Task prompt: Across the entries below, how many lines contain the word "values"? Give the number alone.

[The input start]

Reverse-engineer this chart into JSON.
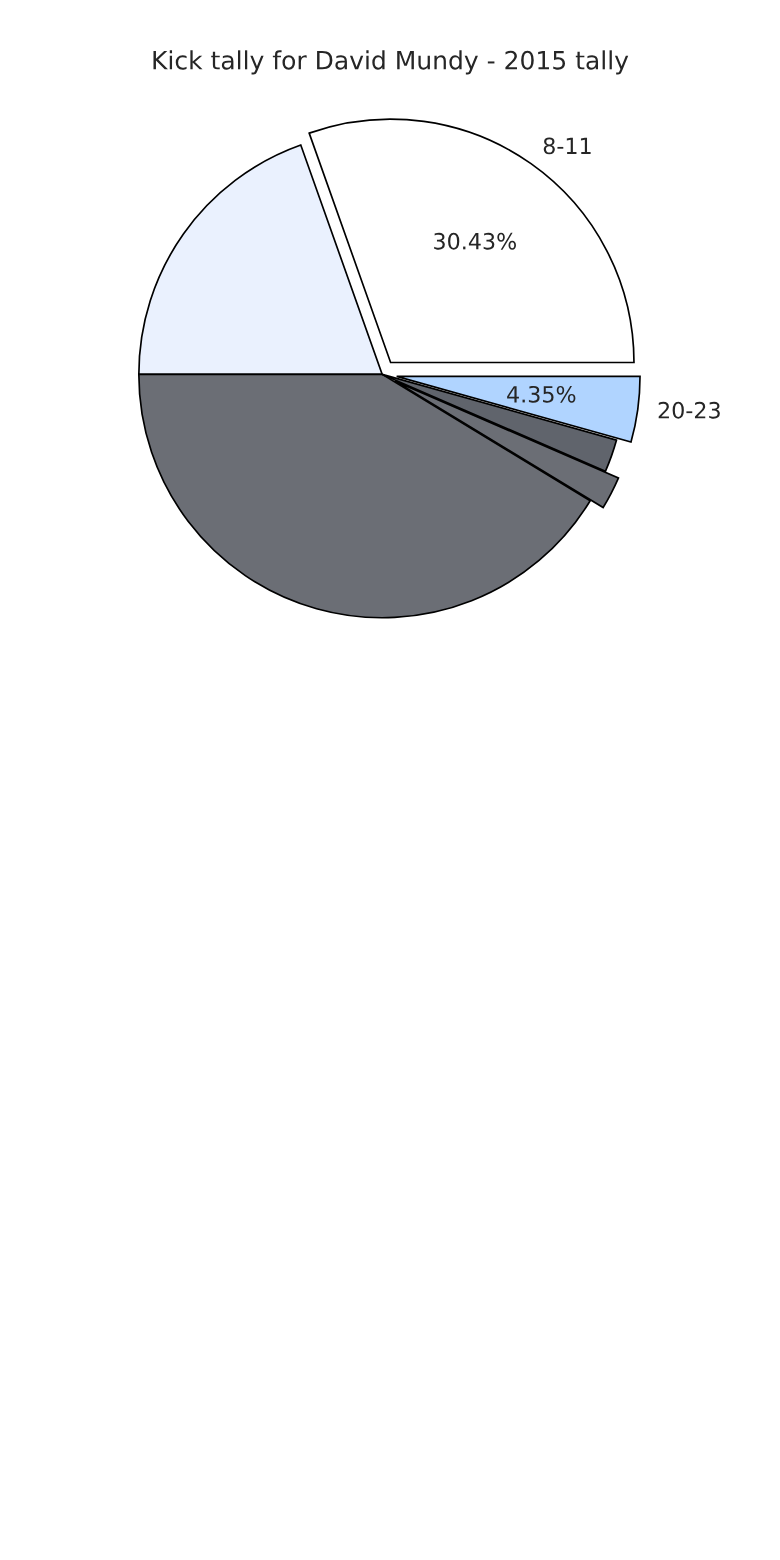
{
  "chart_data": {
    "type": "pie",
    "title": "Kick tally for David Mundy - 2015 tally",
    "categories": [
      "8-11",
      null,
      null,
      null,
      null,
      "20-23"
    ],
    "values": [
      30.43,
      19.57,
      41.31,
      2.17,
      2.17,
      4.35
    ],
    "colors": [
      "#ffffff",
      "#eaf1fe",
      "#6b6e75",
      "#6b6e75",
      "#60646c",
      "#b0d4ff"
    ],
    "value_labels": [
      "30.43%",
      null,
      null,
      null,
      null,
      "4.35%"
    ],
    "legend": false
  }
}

[The input end]
[The input start]

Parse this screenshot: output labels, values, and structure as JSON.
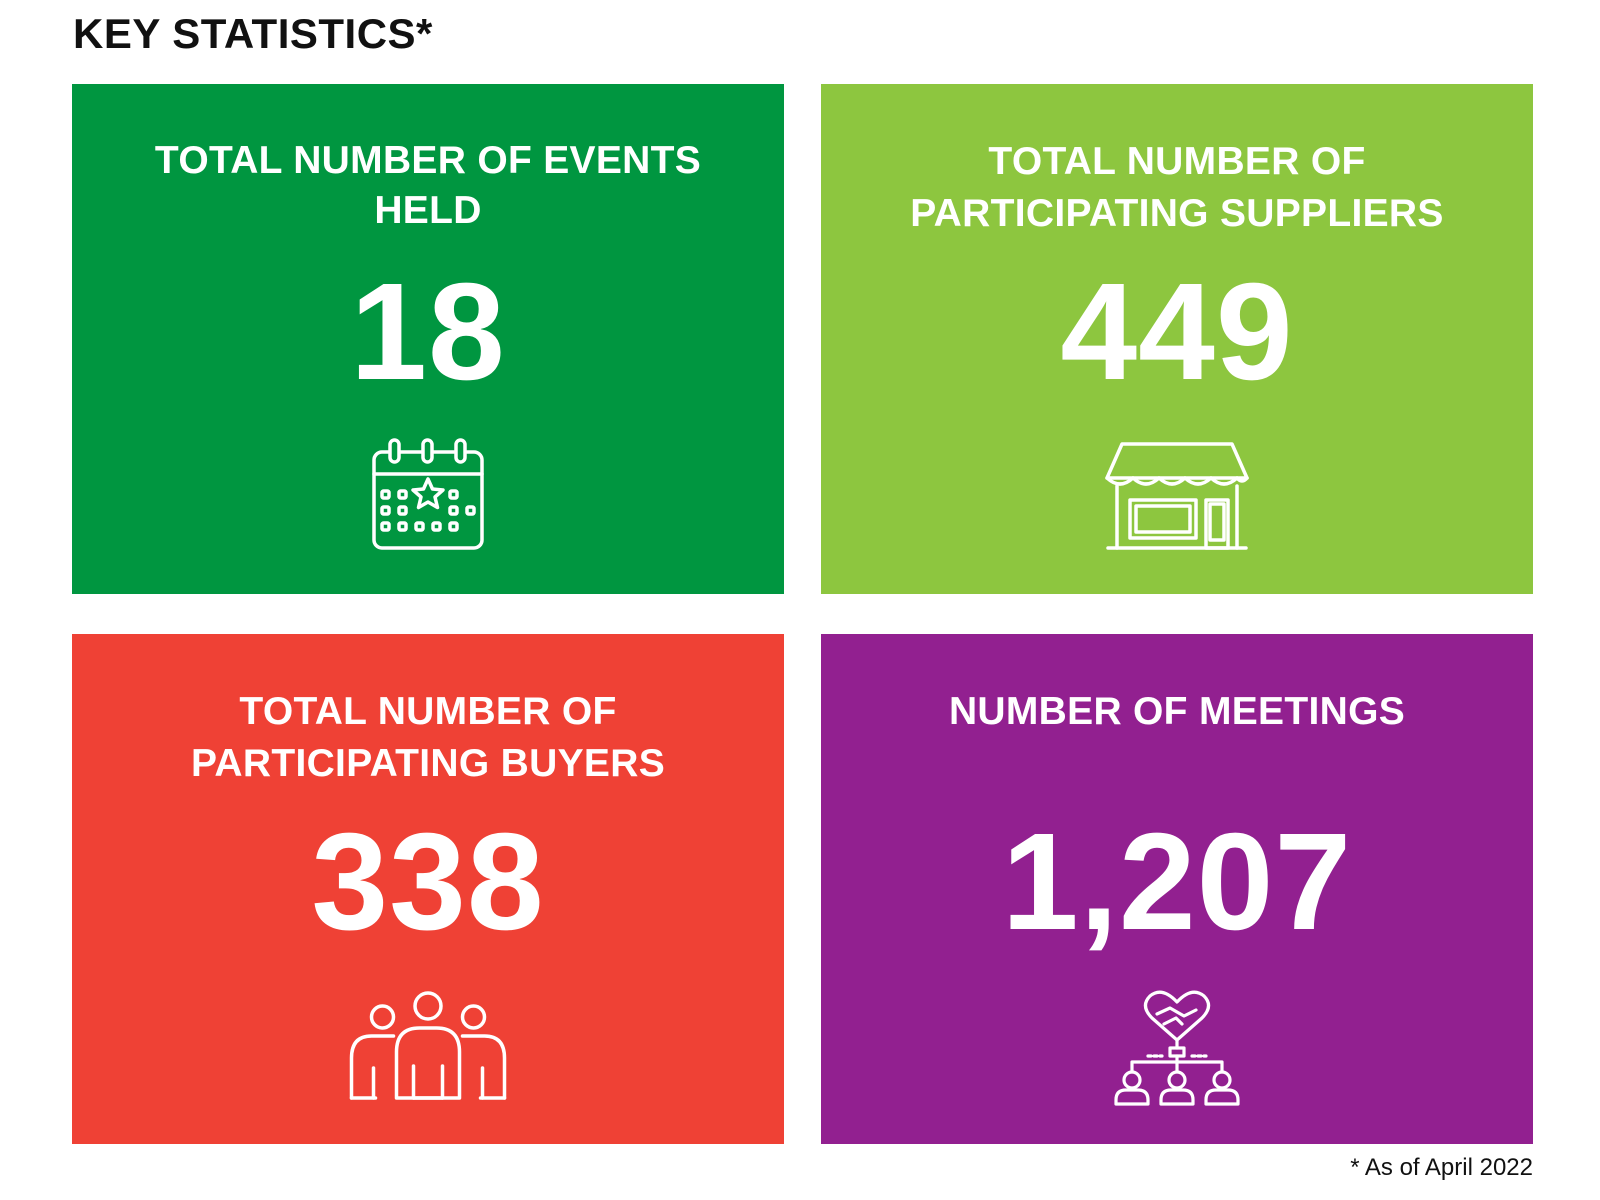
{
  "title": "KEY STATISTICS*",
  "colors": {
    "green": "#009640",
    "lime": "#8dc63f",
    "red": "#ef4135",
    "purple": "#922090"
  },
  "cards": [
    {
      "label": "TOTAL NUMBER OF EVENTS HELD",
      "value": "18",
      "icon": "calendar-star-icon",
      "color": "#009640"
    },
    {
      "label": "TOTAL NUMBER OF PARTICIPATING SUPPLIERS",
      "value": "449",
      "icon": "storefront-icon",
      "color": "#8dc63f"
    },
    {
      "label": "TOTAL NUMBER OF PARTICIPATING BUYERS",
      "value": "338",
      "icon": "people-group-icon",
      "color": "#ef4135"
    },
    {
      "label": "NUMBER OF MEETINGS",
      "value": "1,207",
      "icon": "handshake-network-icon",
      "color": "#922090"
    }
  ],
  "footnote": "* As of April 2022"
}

[The input end]

Answer for this exercise: 2